═══ SOURCE DATA

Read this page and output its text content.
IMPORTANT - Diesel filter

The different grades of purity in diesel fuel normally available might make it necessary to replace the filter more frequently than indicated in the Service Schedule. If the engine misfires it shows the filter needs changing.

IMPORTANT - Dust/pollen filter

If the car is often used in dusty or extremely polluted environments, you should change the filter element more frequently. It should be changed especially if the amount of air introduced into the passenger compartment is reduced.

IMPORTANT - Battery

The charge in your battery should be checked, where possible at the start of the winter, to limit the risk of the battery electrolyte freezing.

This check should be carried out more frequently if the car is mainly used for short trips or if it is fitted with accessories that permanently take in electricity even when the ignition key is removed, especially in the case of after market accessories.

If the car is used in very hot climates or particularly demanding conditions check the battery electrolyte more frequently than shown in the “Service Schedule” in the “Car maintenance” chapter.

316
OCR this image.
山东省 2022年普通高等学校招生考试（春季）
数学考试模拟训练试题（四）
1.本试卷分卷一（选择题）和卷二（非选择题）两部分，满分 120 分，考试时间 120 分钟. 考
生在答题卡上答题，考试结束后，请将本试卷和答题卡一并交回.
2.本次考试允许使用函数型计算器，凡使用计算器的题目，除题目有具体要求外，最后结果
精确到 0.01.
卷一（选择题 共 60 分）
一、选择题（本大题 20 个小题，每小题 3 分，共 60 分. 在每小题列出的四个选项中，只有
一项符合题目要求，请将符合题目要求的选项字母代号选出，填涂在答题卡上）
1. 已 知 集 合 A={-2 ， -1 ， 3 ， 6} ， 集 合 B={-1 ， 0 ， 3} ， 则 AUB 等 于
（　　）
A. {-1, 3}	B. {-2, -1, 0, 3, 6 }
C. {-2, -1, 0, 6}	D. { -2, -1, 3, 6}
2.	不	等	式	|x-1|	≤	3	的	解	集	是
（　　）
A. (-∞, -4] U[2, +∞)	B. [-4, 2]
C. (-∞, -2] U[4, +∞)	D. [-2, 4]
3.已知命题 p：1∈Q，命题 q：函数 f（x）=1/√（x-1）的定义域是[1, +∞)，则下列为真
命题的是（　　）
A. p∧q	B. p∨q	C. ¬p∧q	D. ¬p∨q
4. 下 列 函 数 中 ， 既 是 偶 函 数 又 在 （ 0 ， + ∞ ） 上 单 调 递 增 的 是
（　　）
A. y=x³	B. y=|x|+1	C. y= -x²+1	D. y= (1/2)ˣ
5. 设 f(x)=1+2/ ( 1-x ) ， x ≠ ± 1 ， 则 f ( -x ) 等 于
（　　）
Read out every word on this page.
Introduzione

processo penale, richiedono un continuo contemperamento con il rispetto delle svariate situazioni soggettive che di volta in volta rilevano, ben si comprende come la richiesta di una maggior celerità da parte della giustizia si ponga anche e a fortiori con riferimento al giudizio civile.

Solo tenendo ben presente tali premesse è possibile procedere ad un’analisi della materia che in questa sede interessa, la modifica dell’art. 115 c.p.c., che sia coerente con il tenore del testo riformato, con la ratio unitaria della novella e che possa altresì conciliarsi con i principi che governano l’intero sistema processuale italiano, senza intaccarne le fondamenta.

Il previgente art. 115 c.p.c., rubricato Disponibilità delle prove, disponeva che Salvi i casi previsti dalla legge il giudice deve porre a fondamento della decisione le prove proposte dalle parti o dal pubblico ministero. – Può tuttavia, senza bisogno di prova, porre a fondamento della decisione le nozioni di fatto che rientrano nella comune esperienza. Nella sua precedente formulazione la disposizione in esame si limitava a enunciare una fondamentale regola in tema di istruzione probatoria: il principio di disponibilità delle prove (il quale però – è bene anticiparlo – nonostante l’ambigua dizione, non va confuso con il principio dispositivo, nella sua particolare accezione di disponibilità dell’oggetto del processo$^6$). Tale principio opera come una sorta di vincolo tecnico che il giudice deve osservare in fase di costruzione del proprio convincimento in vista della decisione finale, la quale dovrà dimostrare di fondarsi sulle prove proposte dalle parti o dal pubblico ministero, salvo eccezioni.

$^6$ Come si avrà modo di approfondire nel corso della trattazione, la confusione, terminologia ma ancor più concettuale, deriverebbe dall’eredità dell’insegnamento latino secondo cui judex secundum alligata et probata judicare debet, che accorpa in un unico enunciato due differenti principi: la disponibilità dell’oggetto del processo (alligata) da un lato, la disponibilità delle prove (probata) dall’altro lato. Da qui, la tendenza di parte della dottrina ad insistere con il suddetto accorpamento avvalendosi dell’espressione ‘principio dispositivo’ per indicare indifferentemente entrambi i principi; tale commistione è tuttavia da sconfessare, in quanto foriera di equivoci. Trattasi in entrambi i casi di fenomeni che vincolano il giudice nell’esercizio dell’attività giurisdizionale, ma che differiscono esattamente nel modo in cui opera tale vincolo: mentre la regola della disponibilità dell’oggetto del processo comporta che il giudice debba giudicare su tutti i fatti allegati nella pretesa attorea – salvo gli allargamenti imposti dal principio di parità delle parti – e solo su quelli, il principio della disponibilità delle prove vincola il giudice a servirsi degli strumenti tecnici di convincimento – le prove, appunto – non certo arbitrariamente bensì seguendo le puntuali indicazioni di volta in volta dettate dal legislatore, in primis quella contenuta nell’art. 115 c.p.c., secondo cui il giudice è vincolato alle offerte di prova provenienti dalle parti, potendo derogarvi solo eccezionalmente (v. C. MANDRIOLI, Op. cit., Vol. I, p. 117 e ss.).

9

══════

### REQUIREMENT
Using the listing above, retype each line exactly.

### COMPLETE ANSWER
Read this page and output its text content.
IMPORTANT - Diesel filter

The different grades of purity in diesel fuel normally available might make it necessary to replace the filter more frequently than indicated in the Service Schedule. If the engine misfires it shows the filter needs changing.

IMPORTANT - Dust/pollen filter

If the car is often used in dusty or extremely polluted environments, you should change the filter element more frequently. It should be changed especially if the amount of air introduced into the passenger compartment is reduced.

IMPORTANT - Battery

The charge in your battery should be checked, where possible at the start of the winter, to limit the risk of the battery electrolyte freezing.

This check should be carried out more frequently if the car is mainly used for short trips or if it is fitted with accessories that permanently take in electricity even when the ignition key is removed, especially in the case of after market accessories.

If the car is used in very hot climates or particularly demanding conditions check the battery electrolyte more frequently than shown in the “Service Schedule” in the “Car maintenance” chapter.

316
OCR this image.
山东省 2022年普通高等学校招生考试（春季）
数学考试模拟训练试题（四）
1.本试卷分卷一（选择题）和卷二（非选择题）两部分，满分 120 分，考试时间 120 分钟. 考
生在答题卡上答题，考试结束后，请将本试卷和答题卡一并交回.
2.本次考试允许使用函数型计算器，凡使用计算器的题目，除题目有具体要求外，最后结果
精确到 0.01.
卷一（选择题 共 60 分）
一、选择题（本大题 20 个小题，每小题 3 分，共 60 分. 在每小题列出的四个选项中，只有
一项符合题目要求，请将符合题目要求的选项字母代号选出，填涂在答题卡上）
1. 已 知 集 合 A={-2 ， -1 ， 3 ， 6} ， 集 合 B={-1 ， 0 ， 3} ， 则 AUB 等 于
（　　）
A. {-1, 3}	B. {-2, -1, 0, 3, 6 }
C. {-2, -1, 0, 6}	D. { -2, -1, 3, 6}
2.	不	等	式	|x-1|	≤	3	的	解	集	是
（　　）
A. (-∞, -4] U[2, +∞)	B. [-4, 2]
C. (-∞, -2] U[4, +∞)	D. [-2, 4]
3.已知命题 p：1∈Q，命题 q：函数 f（x）=1/√（x-1）的定义域是[1, +∞)，则下列为真
命题的是（　　）
A. p∧q	B. p∨q	C. ¬p∧q	D. ¬p∨q
4. 下 列 函 数 中 ， 既 是 偶 函 数 又 在 （ 0 ， + ∞ ） 上 单 调 递 增 的 是
（　　）
A. y=x³	B. y=|x|+1	C. y= -x²+1	D. y= (1/2)ˣ
5. 设 f(x)=1+2/ ( 1-x ) ， x ≠ ± 1 ， 则 f ( -x ) 等 于
（　　）
Read out every word on this page.
Introduzione

processo penale, richiedono un continuo contemperamento con il rispetto delle svariate situazioni soggettive che di volta in volta rilevano, ben si comprende come la richiesta di una maggior celerità da parte della giustizia si ponga anche e a fortiori con riferimento al giudizio civile.

Solo tenendo ben presente tali premesse è possibile procedere ad un’analisi della materia che in questa sede interessa, la modifica dell’art. 115 c.p.c., che sia coerente con il tenore del testo riformato, con la ratio unitaria della novella e che possa altresì conciliarsi con i principi che governano l’intero sistema processuale italiano, senza intaccarne le fondamenta.

Il previgente art. 115 c.p.c., rubricato Disponibilità delle prove, disponeva che Salvi i casi previsti dalla legge il giudice deve porre a fondamento della decisione le prove proposte dalle parti o dal pubblico ministero. – Può tuttavia, senza bisogno di prova, porre a fondamento della decisione le nozioni di fatto che rientrano nella comune esperienza. Nella sua precedente formulazione la disposizione in esame si limitava a enunciare una fondamentale regola in tema di istruzione probatoria: il principio di disponibilità delle prove (il quale però – è bene anticiparlo – nonostante l’ambigua dizione, non va confuso con il principio dispositivo, nella sua particolare accezione di disponibilità dell’oggetto del processo$^6$). Tale principio opera come una sorta di vincolo tecnico che il giudice deve osservare in fase di costruzione del proprio convincimento in vista della decisione finale, la quale dovrà dimostrare di fondarsi sulle prove proposte dalle parti o dal pubblico ministero, salvo eccezioni.

$^6$ Come si avrà modo di approfondire nel corso della trattazione, la confusione, terminologia ma ancor più concettuale, deriverebbe dall’eredità dell’insegnamento latino secondo cui judex secundum alligata et probata judicare debet, che accorpa in un unico enunciato due differenti principi: la disponibilità dell’oggetto del processo (alligata) da un lato, la disponibilità delle prove (probata) dall’altro lato. Da qui, la tendenza di parte della dottrina ad insistere con il suddetto accorpamento avvalendosi dell’espressione ‘principio dispositivo’ per indicare indifferentemente entrambi i principi; tale commistione è tuttavia da sconfessare, in quanto foriera di equivoci. Trattasi in entrambi i casi di fenomeni che vincolano il giudice nell’esercizio dell’attività giurisdizionale, ma che differiscono esattamente nel modo in cui opera tale vincolo: mentre la regola della disponibilità dell’oggetto del processo comporta che il giudice debba giudicare su tutti i fatti allegati nella pretesa attorea – salvo gli allargamenti imposti dal principio di parità delle parti – e solo su quelli, il principio della disponibilità delle prove vincola il giudice a servirsi degli strumenti tecnici di convincimento – le prove, appunto – non certo arbitrariamente bensì seguendo le puntuali indicazioni di volta in volta dettate dal legislatore, in primis quella contenuta nell’art. 115 c.p.c., secondo cui il giudice è vincolato alle offerte di prova provenienti dalle parti, potendo derogarvi solo eccezionalmente (v. C. MANDRIOLI, Op. cit., Vol. I, p. 117 e ss.).

9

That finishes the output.